- Materials provided:
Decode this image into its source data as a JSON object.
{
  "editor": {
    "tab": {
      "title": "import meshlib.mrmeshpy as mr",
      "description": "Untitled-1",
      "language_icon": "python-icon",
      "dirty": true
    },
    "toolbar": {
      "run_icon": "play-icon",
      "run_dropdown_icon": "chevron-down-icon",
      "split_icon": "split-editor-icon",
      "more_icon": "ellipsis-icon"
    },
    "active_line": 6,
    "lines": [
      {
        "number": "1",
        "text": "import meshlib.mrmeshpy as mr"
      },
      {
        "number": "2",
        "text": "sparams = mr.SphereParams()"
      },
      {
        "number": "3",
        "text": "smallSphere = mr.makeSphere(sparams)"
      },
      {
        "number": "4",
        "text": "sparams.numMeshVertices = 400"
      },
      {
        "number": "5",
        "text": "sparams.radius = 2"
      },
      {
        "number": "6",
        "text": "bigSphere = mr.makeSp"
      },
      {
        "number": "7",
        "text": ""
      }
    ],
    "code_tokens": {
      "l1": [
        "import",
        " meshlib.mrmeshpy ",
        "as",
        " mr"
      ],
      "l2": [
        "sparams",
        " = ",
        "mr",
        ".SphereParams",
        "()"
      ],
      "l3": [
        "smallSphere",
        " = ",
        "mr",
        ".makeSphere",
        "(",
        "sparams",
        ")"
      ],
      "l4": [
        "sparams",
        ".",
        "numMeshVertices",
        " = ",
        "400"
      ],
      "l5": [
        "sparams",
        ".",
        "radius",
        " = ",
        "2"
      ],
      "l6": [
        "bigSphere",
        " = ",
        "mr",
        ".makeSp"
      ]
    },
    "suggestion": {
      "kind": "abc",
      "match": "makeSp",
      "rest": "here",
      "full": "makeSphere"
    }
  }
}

- Stated goal: Copy out all of the data exactly, leaving nothing out.

- Output of the exercise:
Decode this image into its source data as a JSON object.
{
  "editor": {
    "tab": {
      "title": "import meshlib.mrmeshpy as mr",
      "description": "Untitled-1",
      "language_icon": "python-icon",
      "dirty": true
    },
    "toolbar": {
      "run_icon": "play-icon",
      "run_dropdown_icon": "chevron-down-icon",
      "split_icon": "split-editor-icon",
      "more_icon": "ellipsis-icon"
    },
    "active_line": 6,
    "lines": [
      {
        "number": "1",
        "text": "import meshlib.mrmeshpy as mr"
      },
      {
        "number": "2",
        "text": "sparams = mr.SphereParams()"
      },
      {
        "number": "3",
        "text": "smallSphere = mr.makeSphere(sparams)"
      },
      {
        "number": "4",
        "text": "sparams.numMeshVertices = 400"
      },
      {
        "number": "5",
        "text": "sparams.radius = 2"
      },
      {
        "number": "6",
        "text": "bigSphere = mr.makeSp"
      },
      {
        "number": "7",
        "text": ""
      }
    ],
    "code_tokens": {
      "l1": [
        "import",
        " meshlib.mrmeshpy ",
        "as",
        " mr"
      ],
      "l2": [
        "sparams",
        " = ",
        "mr",
        ".SphereParams",
        "()"
      ],
      "l3": [
        "smallSphere",
        " = ",
        "mr",
        ".makeSphere",
        "(",
        "sparams",
        ")"
      ],
      "l4": [
        "sparams",
        ".",
        "numMeshVertices",
        " = ",
        "400"
      ],
      "l5": [
        "sparams",
        ".",
        "radius",
        " = ",
        "2"
      ],
      "l6": [
        "bigSphere",
        " = ",
        "mr",
        ".makeSp"
      ]
    },
    "suggestion": {
      "kind": "abc",
      "match": "makeSp",
      "rest": "here",
      "full": "makeSphere"
    }
  }
}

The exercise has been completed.